Dataset records:
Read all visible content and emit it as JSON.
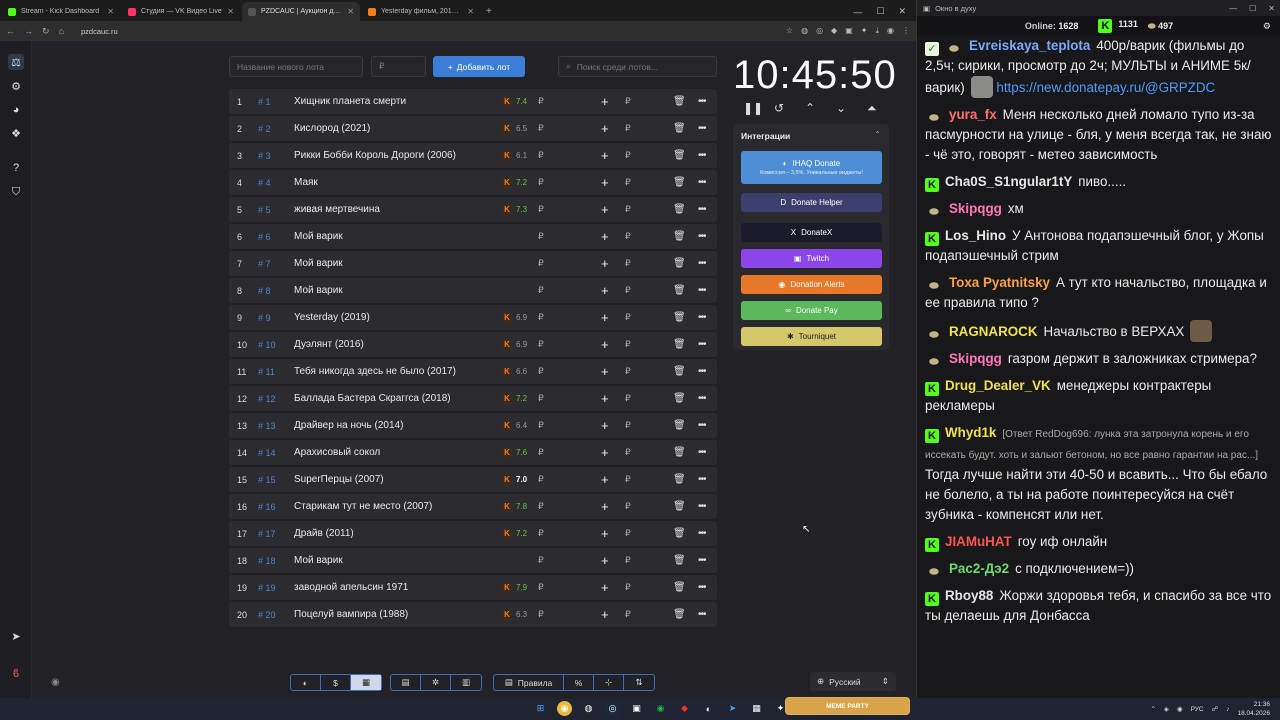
{
  "browser": {
    "tabs": [
      {
        "title": "Stream - Kick Dashboard",
        "color": "#53fc18",
        "active": false
      },
      {
        "title": "Студия — VK Видео Live",
        "color": "#ff3366",
        "active": false
      },
      {
        "title": "PZDCAUC | Аукцион для стри...",
        "color": "#555555",
        "active": true
      },
      {
        "title": "Yesterday фильм, 2019, дата в...",
        "color": "#f57c1f",
        "active": false
      }
    ],
    "url": "pzdcauc.ru"
  },
  "auction": {
    "new_lot_placeholder": "Название нового лота",
    "amount_placeholder": "₽",
    "add_button": "Добавить лот",
    "search_placeholder": "Поиск среди лотов...",
    "timer": "10:45:50",
    "currency": "₽",
    "lots": [
      {
        "n": "1",
        "id": "# 1",
        "name": "Хищник планета смерти",
        "rating": "7.4"
      },
      {
        "n": "2",
        "id": "# 2",
        "name": "Кислород (2021)",
        "rating": "6.5"
      },
      {
        "n": "3",
        "id": "# 3",
        "name": "Рикки Бобби Король Дороги (2006)",
        "rating": "6.1"
      },
      {
        "n": "4",
        "id": "# 4",
        "name": "Маяк",
        "rating": "7.2"
      },
      {
        "n": "5",
        "id": "# 5",
        "name": "живая мертвечина",
        "rating": "7.3"
      },
      {
        "n": "6",
        "id": "# 6",
        "name": "Мой варик",
        "rating": ""
      },
      {
        "n": "7",
        "id": "# 7",
        "name": "Мой варик",
        "rating": ""
      },
      {
        "n": "8",
        "id": "# 8",
        "name": "Мой варик",
        "rating": ""
      },
      {
        "n": "9",
        "id": "# 9",
        "name": "Yesterday (2019)",
        "rating": "6.9"
      },
      {
        "n": "10",
        "id": "# 10",
        "name": "Дуэлянт (2016)",
        "rating": "6.9"
      },
      {
        "n": "11",
        "id": "# 11",
        "name": " Тебя никогда здесь не было (2017)",
        "rating": "6.6"
      },
      {
        "n": "12",
        "id": "# 12",
        "name": "Баллада Бастера Скраггса (2018)",
        "rating": "7.2"
      },
      {
        "n": "13",
        "id": "# 13",
        "name": "Драйвер на ночь (2014)",
        "rating": "6.4"
      },
      {
        "n": "14",
        "id": "# 14",
        "name": "Арахисовый сокол",
        "rating": "7.6"
      },
      {
        "n": "15",
        "id": "# 15",
        "name": "SuperПерцы (2007)",
        "rating": "7.0"
      },
      {
        "n": "16",
        "id": "# 16",
        "name": "Старикам тут не место (2007)",
        "rating": "7.8"
      },
      {
        "n": "17",
        "id": "# 17",
        "name": "Драйв (2011)",
        "rating": "7.2"
      },
      {
        "n": "18",
        "id": "# 18",
        "name": "Мой варик",
        "rating": ""
      },
      {
        "n": "19",
        "id": "# 19",
        "name": "заводной апельсин 1971",
        "rating": "7.9"
      },
      {
        "n": "20",
        "id": "# 20",
        "name": "Поцелуй вампира (1988)",
        "rating": "6.3"
      }
    ]
  },
  "integrations": {
    "title": "Интеграции",
    "buttons": [
      {
        "label": "IHAQ Donate",
        "sub": "Комиссия – 3,5%. Уникальные виджеты!",
        "color": "#4d8ed6",
        "icon": "ihaq-icon",
        "glyph": "◐"
      },
      {
        "label": "Donate Helper",
        "sub": "",
        "color": "#3a3f6e",
        "icon": "donatehelper-icon",
        "glyph": "D"
      },
      {
        "label": "DonateX",
        "sub": "",
        "color": "#1b1b2a",
        "icon": "donatex-icon",
        "glyph": "X"
      },
      {
        "label": "Twitch",
        "sub": "",
        "color": "#8b45e8",
        "icon": "twitch-icon",
        "glyph": "▣"
      },
      {
        "label": "Donation Alerts",
        "sub": "",
        "color": "#e8782a",
        "icon": "donationalerts-icon",
        "glyph": "◉"
      },
      {
        "label": "Donate Pay",
        "sub": "",
        "color": "#5cb85c",
        "icon": "donatepay-icon",
        "glyph": "∞"
      },
      {
        "label": "Tourniquet",
        "sub": "",
        "color": "#d4c86a",
        "icon": "tourniquet-icon",
        "glyph": "✱"
      }
    ]
  },
  "bottom": {
    "rules_label": "Правила",
    "language": "Русский"
  },
  "chat": {
    "window_title": "Окно в духу",
    "online_label": "Online:",
    "online_count": "1628",
    "kick_count": "1131",
    "vk_count": "497",
    "messages": [
      {
        "badge": "check",
        "gun": true,
        "nick": "Evreiskaya_teplota",
        "nick_color": "#7ba7ff",
        "text": "400р/варик (фильмы до 2,5ч; сирики, просмотр до 2ч; МУЛЬТЫ и АНИМЕ 5к/варик)",
        "link": "https://new.donatepay.ru/@GRPZDC",
        "emote": "g"
      },
      {
        "badge": "gun",
        "nick": "yura_fx",
        "nick_color": "#ff6f6f",
        "text": "Меня несколько дней ломало тупо из-за пасмурности на улице - бля, у меня всегда так, не знаю - чё это, говорят - метео зависимость"
      },
      {
        "badge": "kick",
        "nick": "Cha0S_S1ngular1tY",
        "nick_color": "#e6e6e6",
        "text": "пиво....."
      },
      {
        "badge": "gun",
        "nick": "Skipqgg",
        "nick_color": "#ff77b8",
        "text": "хм"
      },
      {
        "badge": "kick",
        "nick": "Los_Hino",
        "nick_color": "#e6e6e6",
        "text": "У Антонова подапэшечный блог, у Жопы подапэшечный стрим"
      },
      {
        "badge": "gun",
        "nick": "Toxa Pyatnitsky",
        "nick_color": "#ffa23a",
        "text": "А тут кто начальство, площадка и ее правила типо ?"
      },
      {
        "badge": "gun",
        "nick": "RAGNAROCK",
        "nick_color": "#f0e24a",
        "text": "Начальство в ВЕРХАХ",
        "emote": "f"
      },
      {
        "badge": "gun",
        "nick": "Skipqgg",
        "nick_color": "#ff77b8",
        "text": "газром держит в заложниках стримера?"
      },
      {
        "badge": "kick",
        "nick": "Drug_Dealer_VK",
        "nick_color": "#f0e24a",
        "text": "менеджеры контрактеры рекламеры"
      },
      {
        "badge": "kick",
        "nick": "Whyd1k",
        "nick_color": "#f0e24a",
        "reply": "[Ответ RedDog696: лунка эта затронула корень и его иссекать будут. хоть и зальют бетоном, но все равно гарантии на рас...]",
        "text": "Тогда лучше найти эти 40-50 и всавить... Что бы ебало не болело, а ты на работе поинтересуйся на счёт зубника - компенсят или нет."
      },
      {
        "badge": "kick",
        "nick": "JIAMuHAT",
        "nick_color": "#ff5252",
        "text": "гоу иф онлайн"
      },
      {
        "badge": "gun",
        "nick": "Pac2-Дэ2",
        "nick_color": "#6cd96c",
        "text": "с подключением=))"
      },
      {
        "badge": "kick",
        "nick": "Rboy88",
        "nick_color": "#e6e6e6",
        "text": "Жоржи здоровья тебя, и спасибо за все что ты делаешь для Донбасса"
      }
    ]
  },
  "taskbar": {
    "meme_label": "MEME PARTY",
    "lang": "РУС",
    "time": "21:36",
    "date": "18.04.2026"
  }
}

Brief: Transcribe all the records above word for word, without their images.

Written solution:
Read all visible content and emit it as JSON.
{
  "browser": {
    "tabs": [
      {
        "title": "Stream - Kick Dashboard",
        "color": "#53fc18",
        "active": false
      },
      {
        "title": "Студия — VK Видео Live",
        "color": "#ff3366",
        "active": false
      },
      {
        "title": "PZDCAUC | Аукцион для стри...",
        "color": "#555555",
        "active": true
      },
      {
        "title": "Yesterday фильм, 2019, дата в...",
        "color": "#f57c1f",
        "active": false
      }
    ],
    "url": "pzdcauc.ru"
  },
  "auction": {
    "new_lot_placeholder": "Название нового лота",
    "amount_placeholder": "₽",
    "add_button": "Добавить лот",
    "search_placeholder": "Поиск среди лотов...",
    "timer": "10:45:50",
    "currency": "₽",
    "lots": [
      {
        "n": "1",
        "id": "# 1",
        "name": "Хищник планета смерти",
        "rating": "7.4"
      },
      {
        "n": "2",
        "id": "# 2",
        "name": "Кислород (2021)",
        "rating": "6.5"
      },
      {
        "n": "3",
        "id": "# 3",
        "name": "Рикки Бобби Король Дороги (2006)",
        "rating": "6.1"
      },
      {
        "n": "4",
        "id": "# 4",
        "name": "Маяк",
        "rating": "7.2"
      },
      {
        "n": "5",
        "id": "# 5",
        "name": "живая мертвечина",
        "rating": "7.3"
      },
      {
        "n": "6",
        "id": "# 6",
        "name": "Мой варик",
        "rating": ""
      },
      {
        "n": "7",
        "id": "# 7",
        "name": "Мой варик",
        "rating": ""
      },
      {
        "n": "8",
        "id": "# 8",
        "name": "Мой варик",
        "rating": ""
      },
      {
        "n": "9",
        "id": "# 9",
        "name": "Yesterday (2019)",
        "rating": "6.9"
      },
      {
        "n": "10",
        "id": "# 10",
        "name": "Дуэлянт (2016)",
        "rating": "6.9"
      },
      {
        "n": "11",
        "id": "# 11",
        "name": " Тебя никогда здесь не было (2017)",
        "rating": "6.6"
      },
      {
        "n": "12",
        "id": "# 12",
        "name": "Баллада Бастера Скраггса (2018)",
        "rating": "7.2"
      },
      {
        "n": "13",
        "id": "# 13",
        "name": "Драйвер на ночь (2014)",
        "rating": "6.4"
      },
      {
        "n": "14",
        "id": "# 14",
        "name": "Арахисовый сокол",
        "rating": "7.6"
      },
      {
        "n": "15",
        "id": "# 15",
        "name": "SuperПерцы (2007)",
        "rating": "7.0"
      },
      {
        "n": "16",
        "id": "# 16",
        "name": "Старикам тут не место (2007)",
        "rating": "7.8"
      },
      {
        "n": "17",
        "id": "# 17",
        "name": "Драйв (2011)",
        "rating": "7.2"
      },
      {
        "n": "18",
        "id": "# 18",
        "name": "Мой варик",
        "rating": ""
      },
      {
        "n": "19",
        "id": "# 19",
        "name": "заводной апельсин 1971",
        "rating": "7.9"
      },
      {
        "n": "20",
        "id": "# 20",
        "name": "Поцелуй вампира (1988)",
        "rating": "6.3"
      }
    ]
  },
  "integrations": {
    "title": "Интеграции",
    "buttons": [
      {
        "label": "IHAQ Donate",
        "sub": "Комиссия – 3,5%. Уникальные виджеты!",
        "color": "#4d8ed6",
        "icon": "ihaq-icon",
        "glyph": "◐"
      },
      {
        "label": "Donate Helper",
        "sub": "",
        "color": "#3a3f6e",
        "icon": "donatehelper-icon",
        "glyph": "D"
      },
      {
        "label": "DonateX",
        "sub": "",
        "color": "#1b1b2a",
        "icon": "donatex-icon",
        "glyph": "X"
      },
      {
        "label": "Twitch",
        "sub": "",
        "color": "#8b45e8",
        "icon": "twitch-icon",
        "glyph": "▣"
      },
      {
        "label": "Donation Alerts",
        "sub": "",
        "color": "#e8782a",
        "icon": "donationalerts-icon",
        "glyph": "◉"
      },
      {
        "label": "Donate Pay",
        "sub": "",
        "color": "#5cb85c",
        "icon": "donatepay-icon",
        "glyph": "∞"
      },
      {
        "label": "Tourniquet",
        "sub": "",
        "color": "#d4c86a",
        "icon": "tourniquet-icon",
        "glyph": "✱"
      }
    ]
  },
  "bottom": {
    "rules_label": "Правила",
    "language": "Русский"
  },
  "chat": {
    "window_title": "Окно в духу",
    "online_label": "Online:",
    "online_count": "1628",
    "kick_count": "1131",
    "vk_count": "497",
    "messages": [
      {
        "badge": "check",
        "gun": true,
        "nick": "Evreiskaya_teplota",
        "nick_color": "#7ba7ff",
        "text": "400р/варик (фильмы до 2,5ч; сирики, просмотр до 2ч; МУЛЬТЫ и АНИМЕ 5к/варик)",
        "link": "https://new.donatepay.ru/@GRPZDC",
        "emote": "g"
      },
      {
        "badge": "gun",
        "nick": "yura_fx",
        "nick_color": "#ff6f6f",
        "text": "Меня несколько дней ломало тупо из-за пасмурности на улице - бля, у меня всегда так, не знаю - чё это, говорят - метео зависимость"
      },
      {
        "badge": "kick",
        "nick": "Cha0S_S1ngular1tY",
        "nick_color": "#e6e6e6",
        "text": "пиво....."
      },
      {
        "badge": "gun",
        "nick": "Skipqgg",
        "nick_color": "#ff77b8",
        "text": "хм"
      },
      {
        "badge": "kick",
        "nick": "Los_Hino",
        "nick_color": "#e6e6e6",
        "text": "У Антонова подапэшечный блог, у Жопы подапэшечный стрим"
      },
      {
        "badge": "gun",
        "nick": "Toxa Pyatnitsky",
        "nick_color": "#ffa23a",
        "text": "А тут кто начальство, площадка и ее правила типо ?"
      },
      {
        "badge": "gun",
        "nick": "RAGNAROCK",
        "nick_color": "#f0e24a",
        "text": "Начальство в ВЕРХАХ",
        "emote": "f"
      },
      {
        "badge": "gun",
        "nick": "Skipqgg",
        "nick_color": "#ff77b8",
        "text": "газром держит в заложниках стримера?"
      },
      {
        "badge": "kick",
        "nick": "Drug_Dealer_VK",
        "nick_color": "#f0e24a",
        "text": "менеджеры контрактеры рекламеры"
      },
      {
        "badge": "kick",
        "nick": "Whyd1k",
        "nick_color": "#f0e24a",
        "reply": "[Ответ RedDog696: лунка эта затронула корень и его иссекать будут. хоть и зальют бетоном, но все равно гарантии на рас...]",
        "text": "Тогда лучше найти эти 40-50 и всавить... Что бы ебало не болело, а ты на работе поинтересуйся на счёт зубника - компенсят или нет."
      },
      {
        "badge": "kick",
        "nick": "JIAMuHAT",
        "nick_color": "#ff5252",
        "text": "гоу иф онлайн"
      },
      {
        "badge": "gun",
        "nick": "Pac2-Дэ2",
        "nick_color": "#6cd96c",
        "text": "с подключением=))"
      },
      {
        "badge": "kick",
        "nick": "Rboy88",
        "nick_color": "#e6e6e6",
        "text": "Жоржи здоровья тебя, и спасибо за все что ты делаешь для Донбасса"
      }
    ]
  },
  "taskbar": {
    "meme_label": "MEME PARTY",
    "lang": "РУС",
    "time": "21:36",
    "date": "18.04.2026"
  }
}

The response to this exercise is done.